» Activity 1: Return the part of the article on Verizon's CEO copied word for word, beginning at the words "Verizon Communications (NYSE:VZ)" and stopping after "contenders right now.".
» Activity 2: Resume the article on Verizon's CEO, starting right after its last sentence.

Verizon's McAdam: BlackBerry, bada, Windows Phone may be 'third ecosystem'

Verizon Communications (NYSE:VZ) CEO Lowell McAdam said he expects a third "smartphone ecosystem" to rise within a year in a challenge to the duopoly posed by the successes of Apple's (NASDAQ:AAPL) iOS and Google's (NASDAQ:GOOG) Android smartphone platforms.

Verizon CEO Lowell McAdam

McAdam

Speaking at the Goldman Sachs Communacopia Conference, McAdam said that Samsung's bada, Microsoft's (NASDAQ:MSFT) Windows Phone and Research In Motion's (NASDAQ:RIMM) BlackBerry represent viable contenders right now.

"The carriers are beginning to coalesce around the need for a third ecosystem," he said, adding: "Over the next 12 months I think it will coalesce and you will start to see one emerge as a legitimate third ecosystem." 

McAdam also touched on several other hot-button topics, including Verizon Wireless' rural LTE initiative, the carrier's nationwide, prepaid unlimited Unleashed offering and the Department of Justice's lawsuit to block AT&T's (NYSE:T) proposed $39 billion acquisition of T-Mobile USA.

The Verizon chief, who became CEO in July, said that the company has 11 rural carriers in its rural LTE program and has around 22 more in the pipeline. Earlier this month, Verizon added Missouri-based Chariton Valley Communications as its eleventh LTE partner. As with all of the deals, Chariton Valley will lease Verizon's 700 MHz spectrum and build a fiber and tower network to deliver LTE services in its area; Verizon will offer nationwide LTE roaming.

» Given data:
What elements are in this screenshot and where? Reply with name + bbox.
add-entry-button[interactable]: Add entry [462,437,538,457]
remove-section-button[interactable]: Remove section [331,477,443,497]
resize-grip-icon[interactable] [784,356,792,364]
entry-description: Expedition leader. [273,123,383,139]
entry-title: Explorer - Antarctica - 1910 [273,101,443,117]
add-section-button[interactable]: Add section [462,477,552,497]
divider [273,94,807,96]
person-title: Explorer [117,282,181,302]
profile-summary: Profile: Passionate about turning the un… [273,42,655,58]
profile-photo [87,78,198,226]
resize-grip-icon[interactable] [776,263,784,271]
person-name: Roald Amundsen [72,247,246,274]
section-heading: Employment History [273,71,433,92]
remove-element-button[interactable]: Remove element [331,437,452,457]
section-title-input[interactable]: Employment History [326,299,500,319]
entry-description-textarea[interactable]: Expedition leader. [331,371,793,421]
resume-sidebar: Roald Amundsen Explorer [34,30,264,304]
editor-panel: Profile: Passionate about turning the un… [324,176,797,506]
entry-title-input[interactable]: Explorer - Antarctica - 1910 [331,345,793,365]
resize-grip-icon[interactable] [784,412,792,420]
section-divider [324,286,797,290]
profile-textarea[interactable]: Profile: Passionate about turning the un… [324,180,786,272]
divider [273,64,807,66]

» Answer 1:
Verizon Communications (NYSE:VZ) CEO Lowell McAdam said he expects a third "smartphone ecosystem" to rise within a year in a challenge to the duopoly posed by the successes of Apple's (NASDAQ:AAPL) iOS and Google's (NASDAQ:GOOG) Android smartphone platforms.

Verizon CEO Lowell McAdam

McAdam

Speaking at the Goldman Sachs Communacopia Conference, McAdam said that Samsung's bada, Microsoft's (NASDAQ:MSFT) Windows Phone and Research In Motion's (NASDAQ:RIMM) BlackBerry represent viable contenders right now.

» Answer 2:
McAdam echoed comments Verizon Communications CFO Fran Shammo made earlier this month regarding Verizon's $50 prepaid unlimited Unleashed product, which was launched in conjunction with Verizon's renewed relationship with RadioShack. McAdam said that RadioShack's prepaid sales will help Verizon in markets where it not traditionally strong. He did say, however, that Verizon will be monitoring the progress of Unleashed carefully. "If it turns out it cannibalizes postpaid, we'll pull back," he said. 

On the Justice Department's lawsuit, McAdam declined to offer much insight. However, he said Verizon is looking to see whether conditions placed on AT&T as a result of negotiations between the carrier and the Justice Department would affect Verizon. For now, he said Verizon is staying on the sidelines. "I think it's important to be thoughtful about this," he said.